■ REQUIRED TASK: Check every line for the word "marker" and state how many lines have it. Reply with the number alone.

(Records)
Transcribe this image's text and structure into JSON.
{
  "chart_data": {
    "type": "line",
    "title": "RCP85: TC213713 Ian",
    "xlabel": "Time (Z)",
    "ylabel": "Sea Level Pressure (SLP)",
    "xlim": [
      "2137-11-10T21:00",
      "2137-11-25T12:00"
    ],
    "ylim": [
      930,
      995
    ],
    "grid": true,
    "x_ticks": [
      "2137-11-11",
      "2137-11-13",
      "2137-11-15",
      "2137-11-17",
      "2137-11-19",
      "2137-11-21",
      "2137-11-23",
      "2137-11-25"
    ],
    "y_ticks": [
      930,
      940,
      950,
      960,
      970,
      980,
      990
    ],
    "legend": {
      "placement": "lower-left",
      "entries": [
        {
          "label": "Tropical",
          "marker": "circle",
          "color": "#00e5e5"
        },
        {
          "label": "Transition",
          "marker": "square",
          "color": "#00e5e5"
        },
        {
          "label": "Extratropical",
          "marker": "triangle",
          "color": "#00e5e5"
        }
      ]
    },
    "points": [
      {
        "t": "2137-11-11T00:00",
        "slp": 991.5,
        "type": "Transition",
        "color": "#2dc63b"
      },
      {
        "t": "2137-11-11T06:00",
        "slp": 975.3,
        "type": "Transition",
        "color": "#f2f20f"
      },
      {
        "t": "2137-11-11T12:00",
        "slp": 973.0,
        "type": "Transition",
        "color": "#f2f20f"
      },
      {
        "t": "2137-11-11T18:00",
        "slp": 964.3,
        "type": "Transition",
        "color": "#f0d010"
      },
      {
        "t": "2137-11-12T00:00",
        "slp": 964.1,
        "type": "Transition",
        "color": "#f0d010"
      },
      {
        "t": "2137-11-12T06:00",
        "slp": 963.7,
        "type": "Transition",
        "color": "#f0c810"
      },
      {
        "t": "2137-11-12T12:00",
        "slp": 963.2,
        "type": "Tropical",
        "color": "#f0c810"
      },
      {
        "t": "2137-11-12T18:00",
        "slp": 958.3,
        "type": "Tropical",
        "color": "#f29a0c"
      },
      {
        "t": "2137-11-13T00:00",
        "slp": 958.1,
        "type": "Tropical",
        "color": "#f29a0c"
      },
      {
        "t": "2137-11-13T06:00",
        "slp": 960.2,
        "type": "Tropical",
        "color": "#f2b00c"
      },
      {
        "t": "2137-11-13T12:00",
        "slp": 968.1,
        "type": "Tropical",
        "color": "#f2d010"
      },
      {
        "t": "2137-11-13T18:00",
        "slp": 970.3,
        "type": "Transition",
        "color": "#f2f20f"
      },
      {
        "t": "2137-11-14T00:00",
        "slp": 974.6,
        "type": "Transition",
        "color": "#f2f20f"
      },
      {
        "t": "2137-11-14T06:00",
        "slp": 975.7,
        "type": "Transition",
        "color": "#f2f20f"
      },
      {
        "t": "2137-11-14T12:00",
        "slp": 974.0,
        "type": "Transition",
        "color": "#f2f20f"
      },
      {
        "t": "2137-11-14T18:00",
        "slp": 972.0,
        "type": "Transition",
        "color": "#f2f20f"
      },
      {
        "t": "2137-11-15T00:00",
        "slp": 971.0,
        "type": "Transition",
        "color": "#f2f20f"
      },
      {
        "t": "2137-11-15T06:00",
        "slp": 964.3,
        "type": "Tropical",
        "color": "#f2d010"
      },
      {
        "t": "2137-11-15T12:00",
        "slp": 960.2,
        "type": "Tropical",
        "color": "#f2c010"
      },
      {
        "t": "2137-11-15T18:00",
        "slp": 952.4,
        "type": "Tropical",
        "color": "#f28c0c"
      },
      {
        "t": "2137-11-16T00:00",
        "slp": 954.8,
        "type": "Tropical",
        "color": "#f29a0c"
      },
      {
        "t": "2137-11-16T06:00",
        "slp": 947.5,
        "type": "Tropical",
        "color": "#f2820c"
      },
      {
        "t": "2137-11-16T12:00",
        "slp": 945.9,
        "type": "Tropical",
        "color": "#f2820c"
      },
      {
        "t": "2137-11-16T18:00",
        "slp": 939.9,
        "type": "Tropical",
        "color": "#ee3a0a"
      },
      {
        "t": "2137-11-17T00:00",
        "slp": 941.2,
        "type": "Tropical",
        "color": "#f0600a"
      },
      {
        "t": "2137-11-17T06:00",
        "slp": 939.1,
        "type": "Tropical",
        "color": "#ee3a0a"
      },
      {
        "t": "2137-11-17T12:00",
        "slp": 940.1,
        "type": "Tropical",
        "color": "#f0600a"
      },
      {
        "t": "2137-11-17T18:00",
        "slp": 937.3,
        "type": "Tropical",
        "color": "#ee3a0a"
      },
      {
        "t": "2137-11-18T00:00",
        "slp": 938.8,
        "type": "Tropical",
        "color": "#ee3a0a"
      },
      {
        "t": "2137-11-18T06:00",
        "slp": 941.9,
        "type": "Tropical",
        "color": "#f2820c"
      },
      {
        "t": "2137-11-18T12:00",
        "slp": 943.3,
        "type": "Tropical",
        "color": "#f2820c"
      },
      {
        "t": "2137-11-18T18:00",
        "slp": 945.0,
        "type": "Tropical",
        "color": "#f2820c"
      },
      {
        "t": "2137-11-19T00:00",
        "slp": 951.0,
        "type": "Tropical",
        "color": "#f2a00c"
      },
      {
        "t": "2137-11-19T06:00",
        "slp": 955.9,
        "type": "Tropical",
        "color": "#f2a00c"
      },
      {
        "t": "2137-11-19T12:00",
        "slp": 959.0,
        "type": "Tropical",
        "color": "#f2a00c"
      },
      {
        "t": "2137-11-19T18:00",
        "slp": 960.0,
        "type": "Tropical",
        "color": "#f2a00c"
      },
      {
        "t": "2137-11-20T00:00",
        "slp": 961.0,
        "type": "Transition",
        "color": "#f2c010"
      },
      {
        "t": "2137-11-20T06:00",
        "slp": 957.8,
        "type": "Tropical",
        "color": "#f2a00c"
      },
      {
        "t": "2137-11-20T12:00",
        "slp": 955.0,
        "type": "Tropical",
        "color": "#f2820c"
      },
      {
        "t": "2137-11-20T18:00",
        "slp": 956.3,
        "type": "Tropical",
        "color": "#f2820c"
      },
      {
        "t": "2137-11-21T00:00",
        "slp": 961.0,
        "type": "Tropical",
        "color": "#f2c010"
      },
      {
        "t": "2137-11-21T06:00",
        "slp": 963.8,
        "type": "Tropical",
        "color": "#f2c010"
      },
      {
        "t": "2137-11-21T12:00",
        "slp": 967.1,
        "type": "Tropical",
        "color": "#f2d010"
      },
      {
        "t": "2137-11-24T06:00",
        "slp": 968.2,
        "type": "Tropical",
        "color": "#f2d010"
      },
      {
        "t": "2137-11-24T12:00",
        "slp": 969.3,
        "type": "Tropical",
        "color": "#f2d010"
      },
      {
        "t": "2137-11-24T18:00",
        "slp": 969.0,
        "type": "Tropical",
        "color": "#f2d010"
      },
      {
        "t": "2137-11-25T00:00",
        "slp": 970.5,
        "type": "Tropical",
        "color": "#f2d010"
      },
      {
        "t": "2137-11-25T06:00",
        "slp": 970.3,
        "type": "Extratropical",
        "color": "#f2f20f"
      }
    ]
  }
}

■ RESULT OF THE EXERCISE: 3